Print all entries precisely as they are written.

┌──

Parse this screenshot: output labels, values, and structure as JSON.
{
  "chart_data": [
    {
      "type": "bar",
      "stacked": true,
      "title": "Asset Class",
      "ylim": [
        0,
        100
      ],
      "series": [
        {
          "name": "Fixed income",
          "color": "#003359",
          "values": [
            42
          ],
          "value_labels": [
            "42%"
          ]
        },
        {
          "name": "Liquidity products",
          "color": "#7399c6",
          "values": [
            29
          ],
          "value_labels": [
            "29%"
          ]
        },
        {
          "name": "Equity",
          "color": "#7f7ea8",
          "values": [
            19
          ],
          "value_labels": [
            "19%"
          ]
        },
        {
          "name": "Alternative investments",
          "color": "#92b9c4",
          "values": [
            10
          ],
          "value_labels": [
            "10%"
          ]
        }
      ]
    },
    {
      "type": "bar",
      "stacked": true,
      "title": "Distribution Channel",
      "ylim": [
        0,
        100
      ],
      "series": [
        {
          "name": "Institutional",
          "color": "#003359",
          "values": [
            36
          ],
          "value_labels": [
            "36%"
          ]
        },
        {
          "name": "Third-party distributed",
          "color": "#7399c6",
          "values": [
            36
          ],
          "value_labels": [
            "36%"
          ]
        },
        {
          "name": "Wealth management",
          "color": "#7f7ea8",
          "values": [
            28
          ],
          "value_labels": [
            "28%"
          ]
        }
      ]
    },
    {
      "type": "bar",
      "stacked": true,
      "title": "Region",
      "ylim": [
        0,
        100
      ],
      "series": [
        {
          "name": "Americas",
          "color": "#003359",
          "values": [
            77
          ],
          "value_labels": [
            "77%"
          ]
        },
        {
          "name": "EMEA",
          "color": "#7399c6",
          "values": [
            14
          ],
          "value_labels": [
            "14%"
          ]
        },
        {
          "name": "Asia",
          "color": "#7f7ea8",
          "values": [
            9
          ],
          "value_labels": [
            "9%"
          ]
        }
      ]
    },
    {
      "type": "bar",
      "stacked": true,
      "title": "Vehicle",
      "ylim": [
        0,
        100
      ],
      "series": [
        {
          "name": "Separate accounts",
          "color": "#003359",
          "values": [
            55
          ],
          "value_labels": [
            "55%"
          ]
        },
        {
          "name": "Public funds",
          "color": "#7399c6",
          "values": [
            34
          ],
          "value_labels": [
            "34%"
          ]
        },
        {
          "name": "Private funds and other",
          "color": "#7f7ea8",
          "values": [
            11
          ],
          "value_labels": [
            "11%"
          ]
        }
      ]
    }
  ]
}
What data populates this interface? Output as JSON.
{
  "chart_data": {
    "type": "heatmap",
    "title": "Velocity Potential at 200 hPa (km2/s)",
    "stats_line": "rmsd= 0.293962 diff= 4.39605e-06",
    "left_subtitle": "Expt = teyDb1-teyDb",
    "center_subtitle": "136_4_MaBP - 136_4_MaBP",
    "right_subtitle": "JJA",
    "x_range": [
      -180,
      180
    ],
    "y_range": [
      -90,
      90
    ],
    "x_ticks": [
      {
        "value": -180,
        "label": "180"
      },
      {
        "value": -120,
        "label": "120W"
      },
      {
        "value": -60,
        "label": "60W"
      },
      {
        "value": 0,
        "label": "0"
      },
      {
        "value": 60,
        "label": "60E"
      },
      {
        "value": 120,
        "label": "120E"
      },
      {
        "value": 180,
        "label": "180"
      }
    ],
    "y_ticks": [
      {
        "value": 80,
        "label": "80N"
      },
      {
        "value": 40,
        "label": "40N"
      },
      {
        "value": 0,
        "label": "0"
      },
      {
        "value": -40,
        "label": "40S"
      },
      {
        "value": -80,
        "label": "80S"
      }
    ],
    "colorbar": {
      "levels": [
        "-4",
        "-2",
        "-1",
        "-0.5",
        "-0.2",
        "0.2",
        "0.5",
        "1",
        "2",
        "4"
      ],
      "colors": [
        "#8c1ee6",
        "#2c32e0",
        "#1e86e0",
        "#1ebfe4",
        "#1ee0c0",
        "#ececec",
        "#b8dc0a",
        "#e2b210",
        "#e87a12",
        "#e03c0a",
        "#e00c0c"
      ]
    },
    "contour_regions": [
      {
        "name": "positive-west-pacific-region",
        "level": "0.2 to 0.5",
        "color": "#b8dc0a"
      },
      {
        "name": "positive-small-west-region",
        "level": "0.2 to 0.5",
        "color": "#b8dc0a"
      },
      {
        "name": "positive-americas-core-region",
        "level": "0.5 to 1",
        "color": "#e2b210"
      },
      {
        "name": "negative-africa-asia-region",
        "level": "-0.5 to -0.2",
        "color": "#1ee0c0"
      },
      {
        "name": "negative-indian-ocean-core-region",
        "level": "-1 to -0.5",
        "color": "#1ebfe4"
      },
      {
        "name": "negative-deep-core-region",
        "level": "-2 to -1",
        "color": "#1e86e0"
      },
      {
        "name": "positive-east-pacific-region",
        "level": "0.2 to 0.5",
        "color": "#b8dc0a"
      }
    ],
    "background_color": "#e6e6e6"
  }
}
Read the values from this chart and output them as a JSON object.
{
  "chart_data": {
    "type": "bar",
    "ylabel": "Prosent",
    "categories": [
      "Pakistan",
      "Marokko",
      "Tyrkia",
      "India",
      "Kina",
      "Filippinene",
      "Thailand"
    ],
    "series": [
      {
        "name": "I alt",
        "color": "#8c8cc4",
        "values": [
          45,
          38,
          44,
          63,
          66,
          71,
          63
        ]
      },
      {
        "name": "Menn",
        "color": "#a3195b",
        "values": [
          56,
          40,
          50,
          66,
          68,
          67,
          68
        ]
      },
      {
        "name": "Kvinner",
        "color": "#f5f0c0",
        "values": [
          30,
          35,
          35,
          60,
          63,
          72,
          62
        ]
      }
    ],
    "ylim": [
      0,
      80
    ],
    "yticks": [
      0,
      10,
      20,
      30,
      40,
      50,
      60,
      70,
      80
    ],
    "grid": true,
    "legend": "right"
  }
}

└──

Task output.
Parse this screenshot: output labels, values, and structure as JSON.
{
  "chart_data": [
    {
      "type": "bar",
      "stacked": true,
      "title": "Asset Class",
      "ylim": [
        0,
        100
      ],
      "series": [
        {
          "name": "Fixed income",
          "color": "#003359",
          "values": [
            42
          ],
          "value_labels": [
            "42%"
          ]
        },
        {
          "name": "Liquidity products",
          "color": "#7399c6",
          "values": [
            29
          ],
          "value_labels": [
            "29%"
          ]
        },
        {
          "name": "Equity",
          "color": "#7f7ea8",
          "values": [
            19
          ],
          "value_labels": [
            "19%"
          ]
        },
        {
          "name": "Alternative investments",
          "color": "#92b9c4",
          "values": [
            10
          ],
          "value_labels": [
            "10%"
          ]
        }
      ]
    },
    {
      "type": "bar",
      "stacked": true,
      "title": "Distribution Channel",
      "ylim": [
        0,
        100
      ],
      "series": [
        {
          "name": "Institutional",
          "color": "#003359",
          "values": [
            36
          ],
          "value_labels": [
            "36%"
          ]
        },
        {
          "name": "Third-party distributed",
          "color": "#7399c6",
          "values": [
            36
          ],
          "value_labels": [
            "36%"
          ]
        },
        {
          "name": "Wealth management",
          "color": "#7f7ea8",
          "values": [
            28
          ],
          "value_labels": [
            "28%"
          ]
        }
      ]
    },
    {
      "type": "bar",
      "stacked": true,
      "title": "Region",
      "ylim": [
        0,
        100
      ],
      "series": [
        {
          "name": "Americas",
          "color": "#003359",
          "values": [
            77
          ],
          "value_labels": [
            "77%"
          ]
        },
        {
          "name": "EMEA",
          "color": "#7399c6",
          "values": [
            14
          ],
          "value_labels": [
            "14%"
          ]
        },
        {
          "name": "Asia",
          "color": "#7f7ea8",
          "values": [
            9
          ],
          "value_labels": [
            "9%"
          ]
        }
      ]
    },
    {
      "type": "bar",
      "stacked": true,
      "title": "Vehicle",
      "ylim": [
        0,
        100
      ],
      "series": [
        {
          "name": "Separate accounts",
          "color": "#003359",
          "values": [
            55
          ],
          "value_labels": [
            "55%"
          ]
        },
        {
          "name": "Public funds",
          "color": "#7399c6",
          "values": [
            34
          ],
          "value_labels": [
            "34%"
          ]
        },
        {
          "name": "Private funds and other",
          "color": "#7f7ea8",
          "values": [
            11
          ],
          "value_labels": [
            "11%"
          ]
        }
      ]
    }
  ]
}
What data populates this interface? Output as JSON.
{
  "chart_data": {
    "type": "heatmap",
    "title": "Velocity Potential at 200 hPa (km2/s)",
    "stats_line": "rmsd= 0.293962 diff= 4.39605e-06",
    "left_subtitle": "Expt = teyDb1-teyDb",
    "center_subtitle": "136_4_MaBP - 136_4_MaBP",
    "right_subtitle": "JJA",
    "x_range": [
      -180,
      180
    ],
    "y_range": [
      -90,
      90
    ],
    "x_ticks": [
      {
        "value": -180,
        "label": "180"
      },
      {
        "value": -120,
        "label": "120W"
      },
      {
        "value": -60,
        "label": "60W"
      },
      {
        "value": 0,
        "label": "0"
      },
      {
        "value": 60,
        "label": "60E"
      },
      {
        "value": 120,
        "label": "120E"
      },
      {
        "value": 180,
        "label": "180"
      }
    ],
    "y_ticks": [
      {
        "value": 80,
        "label": "80N"
      },
      {
        "value": 40,
        "label": "40N"
      },
      {
        "value": 0,
        "label": "0"
      },
      {
        "value": -40,
        "label": "40S"
      },
      {
        "value": -80,
        "label": "80S"
      }
    ],
    "colorbar": {
      "levels": [
        "-4",
        "-2",
        "-1",
        "-0.5",
        "-0.2",
        "0.2",
        "0.5",
        "1",
        "2",
        "4"
      ],
      "colors": [
        "#8c1ee6",
        "#2c32e0",
        "#1e86e0",
        "#1ebfe4",
        "#1ee0c0",
        "#ececec",
        "#b8dc0a",
        "#e2b210",
        "#e87a12",
        "#e03c0a",
        "#e00c0c"
      ]
    },
    "contour_regions": [
      {
        "name": "positive-west-pacific-region",
        "level": "0.2 to 0.5",
        "color": "#b8dc0a"
      },
      {
        "name": "positive-small-west-region",
        "level": "0.2 to 0.5",
        "color": "#b8dc0a"
      },
      {
        "name": "positive-americas-core-region",
        "level": "0.5 to 1",
        "color": "#e2b210"
      },
      {
        "name": "negative-africa-asia-region",
        "level": "-0.5 to -0.2",
        "color": "#1ee0c0"
      },
      {
        "name": "negative-indian-ocean-core-region",
        "level": "-1 to -0.5",
        "color": "#1ebfe4"
      },
      {
        "name": "negative-deep-core-region",
        "level": "-2 to -1",
        "color": "#1e86e0"
      },
      {
        "name": "positive-east-pacific-region",
        "level": "0.2 to 0.5",
        "color": "#b8dc0a"
      }
    ],
    "background_color": "#e6e6e6"
  }
}
Read the values from this chart and output them as a JSON object.
{
  "chart_data": {
    "type": "bar",
    "ylabel": "Prosent",
    "categories": [
      "Pakistan",
      "Marokko",
      "Tyrkia",
      "India",
      "Kina",
      "Filippinene",
      "Thailand"
    ],
    "series": [
      {
        "name": "I alt",
        "color": "#8c8cc4",
        "values": [
          45,
          38,
          44,
          63,
          66,
          71,
          63
        ]
      },
      {
        "name": "Menn",
        "color": "#a3195b",
        "values": [
          56,
          40,
          50,
          66,
          68,
          67,
          68
        ]
      },
      {
        "name": "Kvinner",
        "color": "#f5f0c0",
        "values": [
          30,
          35,
          35,
          60,
          63,
          72,
          62
        ]
      }
    ],
    "ylim": [
      0,
      80
    ],
    "yticks": [
      0,
      10,
      20,
      30,
      40,
      50,
      60,
      70,
      80
    ],
    "grid": true,
    "legend": "right"
  }
}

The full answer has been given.